### Data excerpts ###

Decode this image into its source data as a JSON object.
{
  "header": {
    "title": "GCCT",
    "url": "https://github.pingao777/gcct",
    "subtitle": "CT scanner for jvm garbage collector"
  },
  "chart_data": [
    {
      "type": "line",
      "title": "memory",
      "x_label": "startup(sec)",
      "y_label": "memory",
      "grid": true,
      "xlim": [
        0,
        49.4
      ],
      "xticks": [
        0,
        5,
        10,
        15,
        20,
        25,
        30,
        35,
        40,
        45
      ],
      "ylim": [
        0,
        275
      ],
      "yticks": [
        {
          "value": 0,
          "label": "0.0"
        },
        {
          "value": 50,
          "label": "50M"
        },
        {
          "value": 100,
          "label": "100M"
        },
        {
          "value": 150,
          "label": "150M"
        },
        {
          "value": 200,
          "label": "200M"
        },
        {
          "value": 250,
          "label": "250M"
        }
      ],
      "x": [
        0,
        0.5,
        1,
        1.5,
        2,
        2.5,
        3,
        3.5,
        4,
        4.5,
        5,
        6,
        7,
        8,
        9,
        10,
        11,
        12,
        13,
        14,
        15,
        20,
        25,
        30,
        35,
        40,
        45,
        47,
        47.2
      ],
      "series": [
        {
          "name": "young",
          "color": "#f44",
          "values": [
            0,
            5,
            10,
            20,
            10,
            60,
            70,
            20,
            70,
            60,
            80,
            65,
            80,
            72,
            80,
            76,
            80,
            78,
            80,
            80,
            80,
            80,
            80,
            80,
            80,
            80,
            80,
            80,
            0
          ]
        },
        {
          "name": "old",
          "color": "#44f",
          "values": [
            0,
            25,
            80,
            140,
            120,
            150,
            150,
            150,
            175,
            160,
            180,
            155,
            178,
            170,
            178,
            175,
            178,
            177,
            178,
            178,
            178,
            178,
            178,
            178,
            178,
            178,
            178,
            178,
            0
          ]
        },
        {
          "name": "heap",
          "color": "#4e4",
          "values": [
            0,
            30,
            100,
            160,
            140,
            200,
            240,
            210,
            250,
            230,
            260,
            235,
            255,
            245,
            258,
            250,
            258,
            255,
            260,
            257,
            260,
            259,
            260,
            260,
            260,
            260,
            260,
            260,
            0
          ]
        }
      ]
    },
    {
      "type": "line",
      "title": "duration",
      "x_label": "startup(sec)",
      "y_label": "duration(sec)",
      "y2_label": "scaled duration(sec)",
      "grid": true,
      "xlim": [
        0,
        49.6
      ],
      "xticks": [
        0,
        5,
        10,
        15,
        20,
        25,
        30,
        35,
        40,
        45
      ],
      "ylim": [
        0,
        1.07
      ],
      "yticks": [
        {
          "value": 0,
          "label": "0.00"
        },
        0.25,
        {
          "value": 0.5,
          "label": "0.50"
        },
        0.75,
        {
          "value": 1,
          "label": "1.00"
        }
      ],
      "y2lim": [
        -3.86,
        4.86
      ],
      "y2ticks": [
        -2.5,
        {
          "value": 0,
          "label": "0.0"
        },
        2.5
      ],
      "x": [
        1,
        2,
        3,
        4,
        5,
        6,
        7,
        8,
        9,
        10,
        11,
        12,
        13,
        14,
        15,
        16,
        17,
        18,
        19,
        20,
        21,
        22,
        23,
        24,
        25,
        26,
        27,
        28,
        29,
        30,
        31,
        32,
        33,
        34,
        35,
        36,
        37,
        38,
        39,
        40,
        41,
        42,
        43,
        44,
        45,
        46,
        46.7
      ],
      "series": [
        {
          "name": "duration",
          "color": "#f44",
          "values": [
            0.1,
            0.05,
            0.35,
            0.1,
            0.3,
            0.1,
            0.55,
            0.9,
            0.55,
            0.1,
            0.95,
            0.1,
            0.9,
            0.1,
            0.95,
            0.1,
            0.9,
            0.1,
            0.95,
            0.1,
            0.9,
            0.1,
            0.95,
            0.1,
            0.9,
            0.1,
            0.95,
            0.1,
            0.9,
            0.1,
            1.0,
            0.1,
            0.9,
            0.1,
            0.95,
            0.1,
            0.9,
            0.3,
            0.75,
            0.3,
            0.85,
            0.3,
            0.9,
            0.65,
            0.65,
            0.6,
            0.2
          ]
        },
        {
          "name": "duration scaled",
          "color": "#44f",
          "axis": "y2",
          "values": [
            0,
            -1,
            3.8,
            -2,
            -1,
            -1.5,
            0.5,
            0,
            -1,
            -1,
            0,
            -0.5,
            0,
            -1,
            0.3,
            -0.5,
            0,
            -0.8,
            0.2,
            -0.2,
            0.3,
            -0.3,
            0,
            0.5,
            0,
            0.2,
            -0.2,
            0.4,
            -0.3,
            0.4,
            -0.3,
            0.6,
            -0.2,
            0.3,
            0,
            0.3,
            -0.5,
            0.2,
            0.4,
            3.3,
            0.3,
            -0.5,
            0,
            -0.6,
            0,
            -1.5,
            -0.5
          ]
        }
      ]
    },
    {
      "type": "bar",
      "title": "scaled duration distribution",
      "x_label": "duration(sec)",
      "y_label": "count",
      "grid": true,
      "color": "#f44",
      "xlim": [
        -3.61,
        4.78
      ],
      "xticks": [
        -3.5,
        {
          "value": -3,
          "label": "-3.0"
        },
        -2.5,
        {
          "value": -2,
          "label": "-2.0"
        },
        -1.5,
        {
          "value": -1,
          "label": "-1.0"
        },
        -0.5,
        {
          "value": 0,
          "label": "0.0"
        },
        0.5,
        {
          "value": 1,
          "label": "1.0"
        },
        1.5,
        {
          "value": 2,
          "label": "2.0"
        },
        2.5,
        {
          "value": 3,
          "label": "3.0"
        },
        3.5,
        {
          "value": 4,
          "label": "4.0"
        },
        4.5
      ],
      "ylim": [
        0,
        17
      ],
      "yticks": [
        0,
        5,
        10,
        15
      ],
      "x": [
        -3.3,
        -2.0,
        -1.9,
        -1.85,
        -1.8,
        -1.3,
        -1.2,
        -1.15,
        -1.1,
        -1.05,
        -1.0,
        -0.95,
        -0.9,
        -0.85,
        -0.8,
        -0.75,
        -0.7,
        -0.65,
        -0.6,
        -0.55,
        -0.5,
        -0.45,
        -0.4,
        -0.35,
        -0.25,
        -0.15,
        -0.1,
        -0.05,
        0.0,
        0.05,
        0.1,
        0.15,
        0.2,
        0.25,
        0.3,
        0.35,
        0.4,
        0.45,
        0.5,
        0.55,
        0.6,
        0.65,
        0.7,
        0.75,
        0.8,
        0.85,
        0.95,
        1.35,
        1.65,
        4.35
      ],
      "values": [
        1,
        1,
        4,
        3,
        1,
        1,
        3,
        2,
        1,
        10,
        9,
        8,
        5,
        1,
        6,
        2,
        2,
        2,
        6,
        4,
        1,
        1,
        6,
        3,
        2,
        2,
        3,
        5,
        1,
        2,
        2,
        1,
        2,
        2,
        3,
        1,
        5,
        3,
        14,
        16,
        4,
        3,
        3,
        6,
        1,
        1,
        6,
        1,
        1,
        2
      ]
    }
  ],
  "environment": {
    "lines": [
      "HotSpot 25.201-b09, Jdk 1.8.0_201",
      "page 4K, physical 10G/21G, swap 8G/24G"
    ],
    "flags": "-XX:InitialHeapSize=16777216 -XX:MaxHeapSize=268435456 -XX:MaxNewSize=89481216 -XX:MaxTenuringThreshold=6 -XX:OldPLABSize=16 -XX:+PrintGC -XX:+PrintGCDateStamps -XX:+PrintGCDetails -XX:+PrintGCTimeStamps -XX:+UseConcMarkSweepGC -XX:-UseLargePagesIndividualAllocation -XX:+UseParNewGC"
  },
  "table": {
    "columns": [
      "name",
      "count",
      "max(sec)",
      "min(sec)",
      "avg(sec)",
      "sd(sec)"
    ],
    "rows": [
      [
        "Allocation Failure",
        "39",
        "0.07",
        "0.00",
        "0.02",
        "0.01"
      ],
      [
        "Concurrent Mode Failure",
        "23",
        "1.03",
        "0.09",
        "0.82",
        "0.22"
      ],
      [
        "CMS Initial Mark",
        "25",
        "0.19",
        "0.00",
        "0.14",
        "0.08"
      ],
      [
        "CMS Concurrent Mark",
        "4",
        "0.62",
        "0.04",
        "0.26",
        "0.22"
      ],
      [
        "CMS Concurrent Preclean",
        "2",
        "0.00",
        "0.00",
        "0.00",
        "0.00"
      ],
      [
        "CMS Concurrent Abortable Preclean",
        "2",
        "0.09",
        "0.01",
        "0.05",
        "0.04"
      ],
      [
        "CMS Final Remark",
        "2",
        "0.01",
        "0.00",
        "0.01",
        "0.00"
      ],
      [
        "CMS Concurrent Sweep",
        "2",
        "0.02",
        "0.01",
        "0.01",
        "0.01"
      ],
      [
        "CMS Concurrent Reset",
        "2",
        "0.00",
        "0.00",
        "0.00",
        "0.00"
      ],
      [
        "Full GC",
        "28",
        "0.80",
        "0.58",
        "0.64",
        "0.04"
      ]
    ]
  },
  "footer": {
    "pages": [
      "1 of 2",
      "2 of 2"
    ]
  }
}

###

• **The request**:
Return all lines containing the word "scaled".

• **Task solution**:
      "y2_label": "scaled duration(sec)",
          "name": "duration scaled",
      "title": "scaled duration distribution",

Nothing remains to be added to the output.